Work instructions:
Draw out every line with the word "makeJar" from the listing below.

Data excerpts:

________________________________________

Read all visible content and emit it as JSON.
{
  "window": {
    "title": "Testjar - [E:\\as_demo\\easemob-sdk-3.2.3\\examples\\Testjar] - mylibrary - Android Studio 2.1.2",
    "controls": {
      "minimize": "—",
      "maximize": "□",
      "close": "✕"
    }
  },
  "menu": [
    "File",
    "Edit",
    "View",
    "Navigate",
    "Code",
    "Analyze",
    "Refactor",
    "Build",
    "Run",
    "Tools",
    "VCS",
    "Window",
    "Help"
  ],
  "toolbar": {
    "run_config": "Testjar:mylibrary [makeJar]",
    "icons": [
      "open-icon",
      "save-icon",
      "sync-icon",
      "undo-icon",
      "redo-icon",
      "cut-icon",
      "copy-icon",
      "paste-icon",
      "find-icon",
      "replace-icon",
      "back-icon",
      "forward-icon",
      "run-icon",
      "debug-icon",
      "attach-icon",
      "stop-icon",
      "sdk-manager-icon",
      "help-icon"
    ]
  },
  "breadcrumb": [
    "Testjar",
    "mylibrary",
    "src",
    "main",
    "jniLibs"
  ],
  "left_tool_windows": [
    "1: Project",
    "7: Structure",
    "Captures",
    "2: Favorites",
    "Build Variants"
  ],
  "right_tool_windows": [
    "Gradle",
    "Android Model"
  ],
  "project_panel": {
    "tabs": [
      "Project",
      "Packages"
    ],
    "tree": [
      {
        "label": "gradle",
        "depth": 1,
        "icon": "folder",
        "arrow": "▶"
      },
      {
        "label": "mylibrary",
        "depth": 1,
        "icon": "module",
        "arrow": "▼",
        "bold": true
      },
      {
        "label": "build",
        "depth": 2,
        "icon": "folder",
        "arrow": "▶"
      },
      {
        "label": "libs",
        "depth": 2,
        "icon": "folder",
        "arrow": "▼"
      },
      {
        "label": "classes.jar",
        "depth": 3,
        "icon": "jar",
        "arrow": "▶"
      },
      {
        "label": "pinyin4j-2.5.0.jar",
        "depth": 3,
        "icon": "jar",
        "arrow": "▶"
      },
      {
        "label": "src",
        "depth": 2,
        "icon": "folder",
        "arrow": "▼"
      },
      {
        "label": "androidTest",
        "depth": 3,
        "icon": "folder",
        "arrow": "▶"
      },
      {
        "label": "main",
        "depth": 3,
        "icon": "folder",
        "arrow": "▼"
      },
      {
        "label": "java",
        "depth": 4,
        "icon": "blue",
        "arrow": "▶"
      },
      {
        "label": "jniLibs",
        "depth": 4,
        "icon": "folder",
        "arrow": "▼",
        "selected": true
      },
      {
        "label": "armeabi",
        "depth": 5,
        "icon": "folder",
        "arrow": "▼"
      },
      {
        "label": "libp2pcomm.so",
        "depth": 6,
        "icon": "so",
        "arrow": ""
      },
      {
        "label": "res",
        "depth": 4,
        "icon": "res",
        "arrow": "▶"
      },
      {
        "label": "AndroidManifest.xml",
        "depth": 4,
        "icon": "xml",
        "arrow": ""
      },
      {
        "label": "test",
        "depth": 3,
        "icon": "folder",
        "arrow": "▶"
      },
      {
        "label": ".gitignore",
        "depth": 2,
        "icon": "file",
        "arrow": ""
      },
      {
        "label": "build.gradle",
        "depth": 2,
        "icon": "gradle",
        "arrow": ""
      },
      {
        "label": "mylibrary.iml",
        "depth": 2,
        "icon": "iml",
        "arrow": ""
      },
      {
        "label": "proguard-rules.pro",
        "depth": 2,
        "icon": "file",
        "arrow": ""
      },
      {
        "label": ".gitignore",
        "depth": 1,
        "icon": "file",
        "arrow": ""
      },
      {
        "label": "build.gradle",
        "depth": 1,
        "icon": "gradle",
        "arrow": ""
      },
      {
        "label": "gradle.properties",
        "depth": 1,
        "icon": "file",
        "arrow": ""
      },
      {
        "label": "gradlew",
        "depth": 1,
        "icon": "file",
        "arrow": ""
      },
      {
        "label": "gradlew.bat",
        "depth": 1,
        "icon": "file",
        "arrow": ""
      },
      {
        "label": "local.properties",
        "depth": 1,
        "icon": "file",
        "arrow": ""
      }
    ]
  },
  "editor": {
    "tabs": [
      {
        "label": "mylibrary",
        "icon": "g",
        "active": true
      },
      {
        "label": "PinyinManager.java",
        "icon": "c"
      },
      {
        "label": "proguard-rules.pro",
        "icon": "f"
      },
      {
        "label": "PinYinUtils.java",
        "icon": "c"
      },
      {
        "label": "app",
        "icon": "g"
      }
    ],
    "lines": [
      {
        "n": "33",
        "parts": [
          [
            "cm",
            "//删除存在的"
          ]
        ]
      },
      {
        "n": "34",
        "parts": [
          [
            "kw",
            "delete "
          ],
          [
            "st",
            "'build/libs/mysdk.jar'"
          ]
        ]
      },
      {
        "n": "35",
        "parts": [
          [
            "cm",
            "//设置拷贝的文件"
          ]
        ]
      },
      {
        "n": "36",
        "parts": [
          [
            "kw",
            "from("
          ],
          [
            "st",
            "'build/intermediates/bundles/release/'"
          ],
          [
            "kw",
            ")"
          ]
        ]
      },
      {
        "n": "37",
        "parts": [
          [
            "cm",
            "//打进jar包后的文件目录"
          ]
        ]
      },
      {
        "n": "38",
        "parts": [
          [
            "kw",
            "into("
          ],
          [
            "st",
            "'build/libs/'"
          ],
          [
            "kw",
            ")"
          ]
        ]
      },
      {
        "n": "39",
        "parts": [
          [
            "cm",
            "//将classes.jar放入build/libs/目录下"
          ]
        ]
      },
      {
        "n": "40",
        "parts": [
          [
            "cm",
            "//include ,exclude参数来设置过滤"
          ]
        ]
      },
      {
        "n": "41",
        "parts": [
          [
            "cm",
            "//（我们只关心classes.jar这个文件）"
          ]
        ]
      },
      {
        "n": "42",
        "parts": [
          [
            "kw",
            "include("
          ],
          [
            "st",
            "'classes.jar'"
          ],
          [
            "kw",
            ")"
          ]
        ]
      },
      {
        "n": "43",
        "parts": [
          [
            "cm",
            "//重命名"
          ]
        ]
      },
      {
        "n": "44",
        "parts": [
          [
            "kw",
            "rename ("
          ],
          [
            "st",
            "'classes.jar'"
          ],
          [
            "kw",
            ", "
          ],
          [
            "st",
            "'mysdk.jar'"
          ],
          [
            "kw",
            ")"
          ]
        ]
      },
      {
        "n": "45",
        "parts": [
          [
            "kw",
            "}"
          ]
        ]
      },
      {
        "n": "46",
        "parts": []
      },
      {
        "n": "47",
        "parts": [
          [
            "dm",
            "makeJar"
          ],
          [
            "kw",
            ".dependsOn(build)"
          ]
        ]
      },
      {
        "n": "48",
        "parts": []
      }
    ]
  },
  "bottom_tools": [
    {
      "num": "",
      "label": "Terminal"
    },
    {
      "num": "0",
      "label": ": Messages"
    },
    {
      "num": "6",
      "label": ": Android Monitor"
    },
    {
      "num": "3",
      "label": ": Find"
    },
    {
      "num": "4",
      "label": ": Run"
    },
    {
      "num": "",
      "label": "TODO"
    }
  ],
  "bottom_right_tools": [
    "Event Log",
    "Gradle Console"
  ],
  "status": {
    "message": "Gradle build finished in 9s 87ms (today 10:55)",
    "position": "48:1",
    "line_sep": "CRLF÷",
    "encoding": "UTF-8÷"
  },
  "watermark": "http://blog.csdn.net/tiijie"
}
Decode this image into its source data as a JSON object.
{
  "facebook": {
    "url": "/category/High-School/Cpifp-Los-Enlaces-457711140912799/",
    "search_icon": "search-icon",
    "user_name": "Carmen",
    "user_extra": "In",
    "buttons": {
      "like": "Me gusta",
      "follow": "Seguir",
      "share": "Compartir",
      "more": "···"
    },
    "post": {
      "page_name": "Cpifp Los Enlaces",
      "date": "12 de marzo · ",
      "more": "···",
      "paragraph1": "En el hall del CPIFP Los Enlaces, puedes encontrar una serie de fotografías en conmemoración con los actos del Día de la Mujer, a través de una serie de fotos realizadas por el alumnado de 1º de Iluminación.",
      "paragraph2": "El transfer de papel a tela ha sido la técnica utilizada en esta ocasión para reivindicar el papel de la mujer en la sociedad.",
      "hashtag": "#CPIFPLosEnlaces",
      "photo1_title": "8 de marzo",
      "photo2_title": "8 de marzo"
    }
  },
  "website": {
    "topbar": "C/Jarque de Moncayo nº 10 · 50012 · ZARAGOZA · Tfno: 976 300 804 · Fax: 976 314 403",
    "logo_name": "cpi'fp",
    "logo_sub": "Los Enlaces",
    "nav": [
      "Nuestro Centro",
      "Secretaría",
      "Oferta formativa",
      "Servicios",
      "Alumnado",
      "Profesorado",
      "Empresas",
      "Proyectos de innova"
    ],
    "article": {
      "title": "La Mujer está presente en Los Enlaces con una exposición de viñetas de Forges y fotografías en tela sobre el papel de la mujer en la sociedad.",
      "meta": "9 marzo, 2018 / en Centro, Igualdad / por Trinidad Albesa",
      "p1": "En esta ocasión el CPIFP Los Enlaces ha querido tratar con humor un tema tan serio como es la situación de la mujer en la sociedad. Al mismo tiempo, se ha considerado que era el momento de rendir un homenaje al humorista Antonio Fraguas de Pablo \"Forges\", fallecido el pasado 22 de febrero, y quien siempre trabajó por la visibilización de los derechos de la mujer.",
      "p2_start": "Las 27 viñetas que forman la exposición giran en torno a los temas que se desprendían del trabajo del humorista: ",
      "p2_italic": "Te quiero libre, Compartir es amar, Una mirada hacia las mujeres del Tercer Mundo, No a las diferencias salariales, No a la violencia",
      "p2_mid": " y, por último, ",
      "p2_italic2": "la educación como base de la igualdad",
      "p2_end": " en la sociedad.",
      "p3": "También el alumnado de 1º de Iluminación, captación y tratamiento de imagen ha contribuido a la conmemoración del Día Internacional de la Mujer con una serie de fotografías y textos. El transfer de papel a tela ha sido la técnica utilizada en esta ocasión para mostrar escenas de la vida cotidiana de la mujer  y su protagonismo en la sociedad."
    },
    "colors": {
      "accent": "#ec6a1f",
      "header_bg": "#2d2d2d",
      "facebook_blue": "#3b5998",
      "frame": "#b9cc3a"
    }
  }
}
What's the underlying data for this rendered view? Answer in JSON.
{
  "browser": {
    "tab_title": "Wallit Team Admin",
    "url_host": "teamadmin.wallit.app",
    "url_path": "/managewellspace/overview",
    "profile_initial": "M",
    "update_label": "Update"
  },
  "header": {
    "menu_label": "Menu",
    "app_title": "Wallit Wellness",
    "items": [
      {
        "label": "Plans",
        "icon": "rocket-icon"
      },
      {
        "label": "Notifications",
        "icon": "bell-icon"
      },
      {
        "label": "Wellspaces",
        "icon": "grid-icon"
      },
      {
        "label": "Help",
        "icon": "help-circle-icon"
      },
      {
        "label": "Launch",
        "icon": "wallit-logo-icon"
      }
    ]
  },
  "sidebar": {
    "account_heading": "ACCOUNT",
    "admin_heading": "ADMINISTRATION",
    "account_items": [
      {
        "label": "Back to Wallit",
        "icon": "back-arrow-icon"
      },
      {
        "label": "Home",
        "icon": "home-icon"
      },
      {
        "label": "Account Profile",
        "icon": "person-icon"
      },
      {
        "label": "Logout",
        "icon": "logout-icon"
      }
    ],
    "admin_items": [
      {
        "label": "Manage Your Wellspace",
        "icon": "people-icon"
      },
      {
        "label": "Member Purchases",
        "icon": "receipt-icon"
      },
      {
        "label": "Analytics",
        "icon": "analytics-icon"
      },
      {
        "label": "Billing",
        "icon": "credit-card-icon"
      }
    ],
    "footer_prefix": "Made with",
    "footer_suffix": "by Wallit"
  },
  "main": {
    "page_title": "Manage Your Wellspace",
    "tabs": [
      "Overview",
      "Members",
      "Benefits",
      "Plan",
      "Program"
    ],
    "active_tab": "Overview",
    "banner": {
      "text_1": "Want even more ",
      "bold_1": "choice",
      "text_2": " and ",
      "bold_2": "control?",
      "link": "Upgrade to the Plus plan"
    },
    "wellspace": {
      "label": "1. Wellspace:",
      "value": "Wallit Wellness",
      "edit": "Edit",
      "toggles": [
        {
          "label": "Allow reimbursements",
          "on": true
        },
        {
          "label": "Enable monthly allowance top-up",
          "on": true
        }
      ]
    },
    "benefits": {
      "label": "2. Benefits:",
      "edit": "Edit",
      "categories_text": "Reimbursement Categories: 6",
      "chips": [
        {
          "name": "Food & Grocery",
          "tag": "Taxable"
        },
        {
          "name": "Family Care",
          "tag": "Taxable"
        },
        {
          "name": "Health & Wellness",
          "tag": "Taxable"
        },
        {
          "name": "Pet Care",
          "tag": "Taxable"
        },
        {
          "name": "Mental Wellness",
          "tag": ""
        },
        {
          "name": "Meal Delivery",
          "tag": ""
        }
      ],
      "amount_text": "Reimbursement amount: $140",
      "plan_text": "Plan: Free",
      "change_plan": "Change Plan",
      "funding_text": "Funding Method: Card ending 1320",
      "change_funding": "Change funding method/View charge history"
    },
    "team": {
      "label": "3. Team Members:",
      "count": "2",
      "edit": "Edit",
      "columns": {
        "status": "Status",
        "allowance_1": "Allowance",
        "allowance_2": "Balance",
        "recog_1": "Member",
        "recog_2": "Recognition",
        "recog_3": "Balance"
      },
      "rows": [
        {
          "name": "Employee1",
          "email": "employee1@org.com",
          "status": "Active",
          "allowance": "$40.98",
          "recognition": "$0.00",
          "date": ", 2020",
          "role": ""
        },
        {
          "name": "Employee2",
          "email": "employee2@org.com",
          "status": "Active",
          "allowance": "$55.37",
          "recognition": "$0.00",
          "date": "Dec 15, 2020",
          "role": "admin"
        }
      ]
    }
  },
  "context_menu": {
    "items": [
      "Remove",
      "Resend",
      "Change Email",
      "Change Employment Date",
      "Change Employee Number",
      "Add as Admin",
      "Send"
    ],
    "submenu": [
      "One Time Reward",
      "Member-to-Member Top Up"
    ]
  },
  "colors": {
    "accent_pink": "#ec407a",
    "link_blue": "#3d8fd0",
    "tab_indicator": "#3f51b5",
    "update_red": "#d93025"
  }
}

________________________________________

Expected output:
    "run_config": "Testjar:mylibrary [makeJar]",
            "makeJar"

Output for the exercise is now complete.